[start of GIVEN RECORDS]
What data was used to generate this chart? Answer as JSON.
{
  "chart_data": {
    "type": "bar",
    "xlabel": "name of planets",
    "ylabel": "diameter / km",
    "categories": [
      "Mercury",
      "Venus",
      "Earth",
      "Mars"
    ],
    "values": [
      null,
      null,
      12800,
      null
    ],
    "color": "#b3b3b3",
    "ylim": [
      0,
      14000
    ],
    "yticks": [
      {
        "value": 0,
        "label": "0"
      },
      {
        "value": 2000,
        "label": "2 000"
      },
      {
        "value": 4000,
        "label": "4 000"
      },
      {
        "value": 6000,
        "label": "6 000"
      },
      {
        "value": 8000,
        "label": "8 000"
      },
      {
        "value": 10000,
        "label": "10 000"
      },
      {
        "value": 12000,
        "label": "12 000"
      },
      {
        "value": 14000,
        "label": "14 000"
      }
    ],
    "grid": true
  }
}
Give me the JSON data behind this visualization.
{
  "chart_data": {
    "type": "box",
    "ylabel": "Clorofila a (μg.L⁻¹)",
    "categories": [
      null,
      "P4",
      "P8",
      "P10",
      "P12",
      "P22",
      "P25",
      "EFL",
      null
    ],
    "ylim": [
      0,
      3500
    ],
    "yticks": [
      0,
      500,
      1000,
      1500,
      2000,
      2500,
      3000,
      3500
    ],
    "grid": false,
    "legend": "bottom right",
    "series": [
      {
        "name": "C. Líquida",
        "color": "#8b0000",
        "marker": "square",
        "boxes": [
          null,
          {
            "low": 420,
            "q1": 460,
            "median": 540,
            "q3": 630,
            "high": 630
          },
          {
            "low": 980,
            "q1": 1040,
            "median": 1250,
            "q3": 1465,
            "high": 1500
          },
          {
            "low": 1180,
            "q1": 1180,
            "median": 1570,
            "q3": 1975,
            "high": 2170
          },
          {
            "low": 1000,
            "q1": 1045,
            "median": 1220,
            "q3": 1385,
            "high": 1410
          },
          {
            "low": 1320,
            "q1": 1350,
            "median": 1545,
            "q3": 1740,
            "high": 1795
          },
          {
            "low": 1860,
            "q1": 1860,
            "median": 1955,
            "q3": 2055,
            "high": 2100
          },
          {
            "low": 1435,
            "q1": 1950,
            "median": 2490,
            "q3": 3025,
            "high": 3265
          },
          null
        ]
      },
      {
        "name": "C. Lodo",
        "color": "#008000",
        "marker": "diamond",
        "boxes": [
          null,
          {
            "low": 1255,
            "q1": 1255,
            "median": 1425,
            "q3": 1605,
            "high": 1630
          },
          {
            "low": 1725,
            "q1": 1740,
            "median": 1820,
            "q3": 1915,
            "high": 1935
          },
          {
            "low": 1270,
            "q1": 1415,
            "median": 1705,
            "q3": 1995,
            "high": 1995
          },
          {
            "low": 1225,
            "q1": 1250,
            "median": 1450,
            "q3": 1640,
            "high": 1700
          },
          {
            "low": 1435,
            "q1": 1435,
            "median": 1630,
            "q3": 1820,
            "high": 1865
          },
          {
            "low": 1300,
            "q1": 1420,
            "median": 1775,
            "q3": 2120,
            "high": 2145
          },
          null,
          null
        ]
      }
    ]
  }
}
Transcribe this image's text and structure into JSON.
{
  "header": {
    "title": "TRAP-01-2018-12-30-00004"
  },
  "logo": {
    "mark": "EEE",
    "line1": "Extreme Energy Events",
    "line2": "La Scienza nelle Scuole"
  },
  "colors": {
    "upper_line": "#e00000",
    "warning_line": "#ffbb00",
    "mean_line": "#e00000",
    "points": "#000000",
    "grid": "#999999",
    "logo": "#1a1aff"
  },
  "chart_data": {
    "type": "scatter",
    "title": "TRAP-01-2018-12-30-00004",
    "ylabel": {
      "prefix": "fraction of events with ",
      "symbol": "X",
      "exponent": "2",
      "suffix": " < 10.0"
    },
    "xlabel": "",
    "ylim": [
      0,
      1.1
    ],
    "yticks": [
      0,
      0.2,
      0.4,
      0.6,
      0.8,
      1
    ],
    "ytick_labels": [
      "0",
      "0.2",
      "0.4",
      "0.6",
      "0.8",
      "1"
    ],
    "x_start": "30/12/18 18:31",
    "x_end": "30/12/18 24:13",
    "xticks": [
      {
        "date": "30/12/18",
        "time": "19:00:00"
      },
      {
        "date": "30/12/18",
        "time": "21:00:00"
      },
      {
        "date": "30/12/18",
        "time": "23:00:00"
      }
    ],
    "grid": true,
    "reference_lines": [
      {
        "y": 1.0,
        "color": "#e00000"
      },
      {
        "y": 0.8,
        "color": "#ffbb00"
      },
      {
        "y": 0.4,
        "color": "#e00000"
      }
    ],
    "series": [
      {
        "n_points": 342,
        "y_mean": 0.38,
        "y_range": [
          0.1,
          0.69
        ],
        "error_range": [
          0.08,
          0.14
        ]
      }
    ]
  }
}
[end of GIVEN RECORDS]
[BRIEF]
Check all the records above and select each line where the string "JSON" is found.

[COMPLETE OUTPUT]
What data was used to generate this chart? Answer as JSON.
Give me the JSON data behind this visualization.
Transcribe this image's text and structure into JSON.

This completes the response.